● TASK STATEMENT:
Copy every line that mentions the word "Harbours".

● ROWS:
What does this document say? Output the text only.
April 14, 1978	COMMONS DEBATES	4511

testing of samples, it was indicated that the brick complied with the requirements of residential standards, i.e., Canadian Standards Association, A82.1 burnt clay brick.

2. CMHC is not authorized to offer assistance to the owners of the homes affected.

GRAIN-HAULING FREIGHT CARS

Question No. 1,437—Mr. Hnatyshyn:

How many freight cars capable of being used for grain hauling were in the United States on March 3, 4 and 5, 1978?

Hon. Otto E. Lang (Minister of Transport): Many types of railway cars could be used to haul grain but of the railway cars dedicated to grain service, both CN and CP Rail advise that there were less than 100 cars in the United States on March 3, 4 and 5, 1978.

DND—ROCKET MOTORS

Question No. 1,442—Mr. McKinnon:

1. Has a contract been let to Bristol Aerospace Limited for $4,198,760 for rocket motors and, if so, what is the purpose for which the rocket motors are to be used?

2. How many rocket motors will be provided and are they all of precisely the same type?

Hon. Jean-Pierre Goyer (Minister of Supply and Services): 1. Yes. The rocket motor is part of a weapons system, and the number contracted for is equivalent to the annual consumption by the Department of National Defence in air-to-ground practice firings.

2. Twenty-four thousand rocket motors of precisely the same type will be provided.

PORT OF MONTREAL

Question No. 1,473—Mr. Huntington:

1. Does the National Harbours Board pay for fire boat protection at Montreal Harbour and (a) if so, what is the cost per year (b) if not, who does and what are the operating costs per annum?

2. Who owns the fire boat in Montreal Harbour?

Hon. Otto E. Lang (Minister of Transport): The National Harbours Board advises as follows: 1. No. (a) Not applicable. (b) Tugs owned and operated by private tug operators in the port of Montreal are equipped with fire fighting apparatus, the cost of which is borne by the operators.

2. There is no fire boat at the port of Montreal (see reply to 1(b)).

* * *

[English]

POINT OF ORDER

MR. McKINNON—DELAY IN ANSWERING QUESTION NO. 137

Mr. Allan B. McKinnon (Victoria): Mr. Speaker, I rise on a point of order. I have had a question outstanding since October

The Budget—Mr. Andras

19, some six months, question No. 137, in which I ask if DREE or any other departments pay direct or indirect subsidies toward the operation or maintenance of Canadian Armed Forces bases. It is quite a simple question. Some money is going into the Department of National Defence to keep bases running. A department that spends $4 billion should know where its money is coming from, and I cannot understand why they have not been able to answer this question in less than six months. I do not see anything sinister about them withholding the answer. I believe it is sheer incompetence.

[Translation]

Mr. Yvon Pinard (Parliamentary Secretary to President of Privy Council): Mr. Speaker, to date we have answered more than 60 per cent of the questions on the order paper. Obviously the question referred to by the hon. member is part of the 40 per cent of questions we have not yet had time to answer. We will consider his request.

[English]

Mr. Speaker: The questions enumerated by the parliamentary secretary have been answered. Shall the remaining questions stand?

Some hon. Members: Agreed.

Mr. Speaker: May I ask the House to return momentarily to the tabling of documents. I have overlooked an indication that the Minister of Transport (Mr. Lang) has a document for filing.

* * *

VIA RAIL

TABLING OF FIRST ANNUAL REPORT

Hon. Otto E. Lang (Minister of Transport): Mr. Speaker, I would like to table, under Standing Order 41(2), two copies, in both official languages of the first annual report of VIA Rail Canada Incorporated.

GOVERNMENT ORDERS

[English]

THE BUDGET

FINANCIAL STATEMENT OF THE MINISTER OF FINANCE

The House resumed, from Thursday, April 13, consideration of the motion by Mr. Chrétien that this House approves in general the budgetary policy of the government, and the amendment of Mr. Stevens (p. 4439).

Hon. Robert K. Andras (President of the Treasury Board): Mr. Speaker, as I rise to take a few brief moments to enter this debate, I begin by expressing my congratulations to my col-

● RESULT:
1. Does the National Harbours Board pay for fire boat protection at Montreal Harbour and (a) if so, what is the cost per year (b) if not, who does and what are the operating costs per annum?
Hon. Otto E. Lang (Minister of Transport): The National Harbours Board advises as follows: 1. No. (a) Not applicable. (b) Tugs owned and operated by private tug operators in the port of Montreal are equipped with fire fighting apparatus, the cost of which is borne by the operators.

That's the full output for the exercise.